Spot every line with the word "close" and return it.
------------
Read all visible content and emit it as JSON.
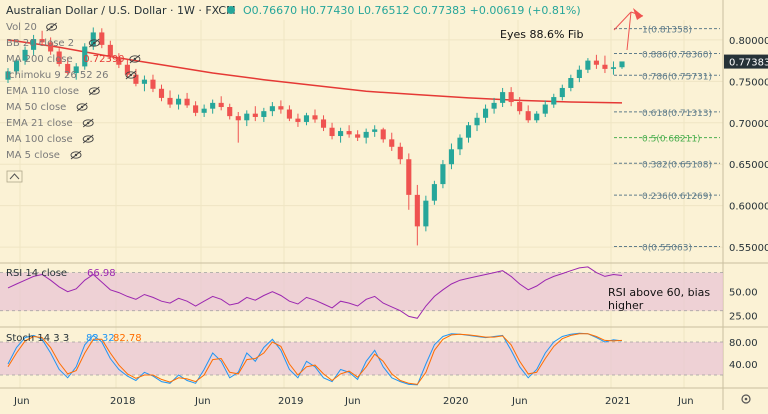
{
  "header": {
    "symbol": "Australian Dollar / U.S. Dollar · 1W · FXCM",
    "ohlc": "O0.76670 H0.77430 L0.76512 C0.77383 +0.00619 (+0.81%)"
  },
  "indicators": [
    {
      "label": "Vol 20"
    },
    {
      "label": "BB 20 close 2"
    },
    {
      "label": "MA 200 close",
      "value": "0.72390"
    },
    {
      "label": "Ichimoku 9 26 52 26"
    },
    {
      "label": "EMA 110 close"
    },
    {
      "label": "MA 50 close"
    },
    {
      "label": "EMA 21 close"
    },
    {
      "label": "MA 100 close"
    },
    {
      "label": "MA 5 close"
    }
  ],
  "colors": {
    "background": "#fbf2d5",
    "up": "#26a69a",
    "down": "#ef5350",
    "ma200": "#e53935",
    "rsi": "#9c27b0",
    "stoch_k": "#2196f3",
    "stoch_d": "#ff6d00",
    "osc_band": "#e9c6d4",
    "fib": "#607d8b",
    "fib_mid": "#4caf50",
    "price_tag": "#263238"
  },
  "chart_data": {
    "type": "candlestick",
    "x_labels": [
      "Jun",
      "2018",
      "Jun",
      "2019",
      "Jun",
      "2020",
      "Jun",
      "2021",
      "Jun"
    ],
    "price_axis": [
      "0.80000",
      "0.75000",
      "0.70000",
      "0.65000",
      "0.60000",
      "0.55000"
    ],
    "price_range": [
      0.532,
      0.824
    ],
    "last_price": "0.77383",
    "last_price_value": 0.77383,
    "candles": [
      [
        0.752,
        0.766,
        0.748,
        0.762
      ],
      [
        0.762,
        0.778,
        0.758,
        0.775
      ],
      [
        0.775,
        0.792,
        0.77,
        0.788
      ],
      [
        0.788,
        0.806,
        0.781,
        0.801
      ],
      [
        0.801,
        0.811,
        0.793,
        0.797
      ],
      [
        0.797,
        0.803,
        0.782,
        0.786
      ],
      [
        0.786,
        0.79,
        0.768,
        0.771
      ],
      [
        0.771,
        0.779,
        0.757,
        0.76
      ],
      [
        0.76,
        0.772,
        0.752,
        0.768
      ],
      [
        0.768,
        0.796,
        0.764,
        0.792
      ],
      [
        0.792,
        0.815,
        0.788,
        0.809
      ],
      [
        0.809,
        0.814,
        0.79,
        0.794
      ],
      [
        0.794,
        0.799,
        0.775,
        0.779
      ],
      [
        0.779,
        0.784,
        0.766,
        0.77
      ],
      [
        0.77,
        0.776,
        0.754,
        0.758
      ],
      [
        0.758,
        0.765,
        0.744,
        0.747
      ],
      [
        0.747,
        0.757,
        0.738,
        0.752
      ],
      [
        0.752,
        0.758,
        0.737,
        0.741
      ],
      [
        0.741,
        0.746,
        0.726,
        0.73
      ],
      [
        0.73,
        0.739,
        0.718,
        0.722
      ],
      [
        0.722,
        0.734,
        0.716,
        0.729
      ],
      [
        0.729,
        0.736,
        0.718,
        0.721
      ],
      [
        0.721,
        0.726,
        0.708,
        0.712
      ],
      [
        0.712,
        0.722,
        0.707,
        0.717
      ],
      [
        0.717,
        0.728,
        0.711,
        0.724
      ],
      [
        0.724,
        0.732,
        0.715,
        0.719
      ],
      [
        0.719,
        0.723,
        0.704,
        0.708
      ],
      [
        0.708,
        0.713,
        0.676,
        0.703
      ],
      [
        0.703,
        0.715,
        0.696,
        0.711
      ],
      [
        0.711,
        0.72,
        0.702,
        0.707
      ],
      [
        0.707,
        0.718,
        0.701,
        0.714
      ],
      [
        0.714,
        0.725,
        0.708,
        0.72
      ],
      [
        0.72,
        0.727,
        0.711,
        0.716
      ],
      [
        0.716,
        0.721,
        0.702,
        0.705
      ],
      [
        0.705,
        0.711,
        0.695,
        0.701
      ],
      [
        0.701,
        0.712,
        0.697,
        0.709
      ],
      [
        0.709,
        0.716,
        0.7,
        0.704
      ],
      [
        0.704,
        0.709,
        0.69,
        0.694
      ],
      [
        0.694,
        0.7,
        0.68,
        0.684
      ],
      [
        0.684,
        0.694,
        0.676,
        0.69
      ],
      [
        0.69,
        0.697,
        0.682,
        0.686
      ],
      [
        0.686,
        0.691,
        0.678,
        0.682
      ],
      [
        0.682,
        0.693,
        0.675,
        0.689
      ],
      [
        0.689,
        0.697,
        0.683,
        0.692
      ],
      [
        0.692,
        0.694,
        0.676,
        0.68
      ],
      [
        0.68,
        0.688,
        0.666,
        0.671
      ],
      [
        0.671,
        0.676,
        0.65,
        0.656
      ],
      [
        0.656,
        0.663,
        0.595,
        0.613
      ],
      [
        0.613,
        0.625,
        0.552,
        0.575
      ],
      [
        0.575,
        0.612,
        0.569,
        0.606
      ],
      [
        0.606,
        0.63,
        0.601,
        0.626
      ],
      [
        0.626,
        0.655,
        0.621,
        0.65
      ],
      [
        0.65,
        0.675,
        0.644,
        0.668
      ],
      [
        0.668,
        0.686,
        0.661,
        0.682
      ],
      [
        0.682,
        0.701,
        0.676,
        0.697
      ],
      [
        0.697,
        0.712,
        0.69,
        0.706
      ],
      [
        0.706,
        0.722,
        0.7,
        0.717
      ],
      [
        0.717,
        0.73,
        0.711,
        0.724
      ],
      [
        0.724,
        0.742,
        0.719,
        0.737
      ],
      [
        0.737,
        0.743,
        0.72,
        0.725
      ],
      [
        0.725,
        0.731,
        0.71,
        0.714
      ],
      [
        0.714,
        0.721,
        0.7,
        0.703
      ],
      [
        0.703,
        0.714,
        0.7,
        0.711
      ],
      [
        0.711,
        0.727,
        0.707,
        0.722
      ],
      [
        0.722,
        0.735,
        0.718,
        0.731
      ],
      [
        0.731,
        0.746,
        0.727,
        0.742
      ],
      [
        0.742,
        0.758,
        0.738,
        0.754
      ],
      [
        0.754,
        0.769,
        0.749,
        0.764
      ],
      [
        0.764,
        0.778,
        0.76,
        0.775
      ],
      [
        0.775,
        0.782,
        0.765,
        0.77
      ],
      [
        0.77,
        0.781,
        0.76,
        0.765
      ],
      [
        0.765,
        0.774,
        0.758,
        0.767
      ],
      [
        0.767,
        0.774,
        0.765,
        0.774
      ]
    ],
    "ma200": [
      [
        0,
        0.8
      ],
      [
        10,
        0.791
      ],
      [
        20,
        0.78
      ],
      [
        30,
        0.77
      ],
      [
        40,
        0.76
      ],
      [
        50,
        0.752
      ],
      [
        60,
        0.745
      ],
      [
        70,
        0.738
      ],
      [
        80,
        0.734
      ],
      [
        90,
        0.73
      ],
      [
        100,
        0.727
      ],
      [
        110,
        0.725
      ],
      [
        120,
        0.724
      ]
    ],
    "fib_levels": [
      {
        "label": "1(0.81358)",
        "value": 0.81358
      },
      {
        "label": "0.886(0.78360)",
        "value": 0.7836
      },
      {
        "label": "0.786(0.75731)",
        "value": 0.75731
      },
      {
        "label": "0.618(0.71313)",
        "value": 0.71313
      },
      {
        "label": "0.5(0.68211)",
        "value": 0.68211
      },
      {
        "label": "0.382(0.65108)",
        "value": 0.65108
      },
      {
        "label": "0.236(0.61269)",
        "value": 0.61269
      },
      {
        "label": "0(0.55063)",
        "value": 0.55063
      }
    ],
    "annotations": {
      "fib_note": "Eyes 88.6% Fib",
      "rsi_note_1": "RSI above 60, bias",
      "rsi_note_2": "higher"
    },
    "rsi": {
      "label": "RSI 14 close",
      "value": "66.98",
      "axis": [
        "50.00",
        "25.00"
      ],
      "range": [
        15,
        78
      ],
      "band": [
        30,
        70
      ],
      "values": [
        54,
        58,
        62,
        66,
        68,
        62,
        55,
        50,
        53,
        62,
        68,
        60,
        52,
        49,
        45,
        42,
        47,
        44,
        40,
        38,
        43,
        40,
        35,
        40,
        45,
        42,
        36,
        38,
        44,
        41,
        46,
        50,
        46,
        40,
        37,
        44,
        41,
        37,
        33,
        40,
        38,
        35,
        42,
        45,
        38,
        34,
        30,
        24,
        22,
        35,
        45,
        52,
        58,
        62,
        64,
        66,
        68,
        70,
        72,
        66,
        58,
        52,
        56,
        62,
        66,
        69,
        72,
        75,
        76,
        70,
        66,
        68,
        67
      ]
    },
    "stoch": {
      "label": "Stoch 14 3 3",
      "k_value": "82.32",
      "d_value": "82.78",
      "axis": [
        "80.00",
        "40.00"
      ],
      "range": [
        0,
        100
      ],
      "band": [
        20,
        80
      ],
      "k": [
        40,
        70,
        88,
        92,
        85,
        60,
        30,
        15,
        35,
        75,
        92,
        80,
        50,
        30,
        18,
        10,
        25,
        18,
        8,
        5,
        20,
        10,
        5,
        30,
        60,
        45,
        15,
        25,
        60,
        45,
        70,
        85,
        65,
        30,
        15,
        45,
        35,
        15,
        8,
        30,
        25,
        12,
        45,
        65,
        35,
        15,
        8,
        3,
        2,
        40,
        75,
        90,
        95,
        94,
        92,
        90,
        88,
        90,
        92,
        65,
        35,
        15,
        30,
        60,
        80,
        90,
        94,
        96,
        95,
        88,
        80,
        84,
        82
      ],
      "d": [
        35,
        60,
        82,
        90,
        88,
        70,
        42,
        22,
        28,
        60,
        85,
        85,
        60,
        38,
        22,
        14,
        20,
        20,
        12,
        7,
        15,
        13,
        8,
        20,
        48,
        50,
        25,
        22,
        48,
        50,
        60,
        80,
        72,
        40,
        20,
        35,
        38,
        22,
        10,
        22,
        27,
        16,
        35,
        58,
        45,
        22,
        10,
        5,
        3,
        25,
        65,
        85,
        93,
        94,
        93,
        91,
        89,
        89,
        91,
        75,
        45,
        22,
        25,
        50,
        72,
        86,
        92,
        95,
        95,
        90,
        83,
        82,
        83
      ]
    }
  }
}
------------
ANSWER TO THIS PROBLEM:
      "label": "BB 20 close 2"
      "label": "MA 200 close",
      "label": "EMA 110 close"
      "label": "MA 50 close"
      "label": "EMA 21 close"
      "label": "MA 100 close"
      "label": "MA 5 close"
      "label": "RSI 14 close",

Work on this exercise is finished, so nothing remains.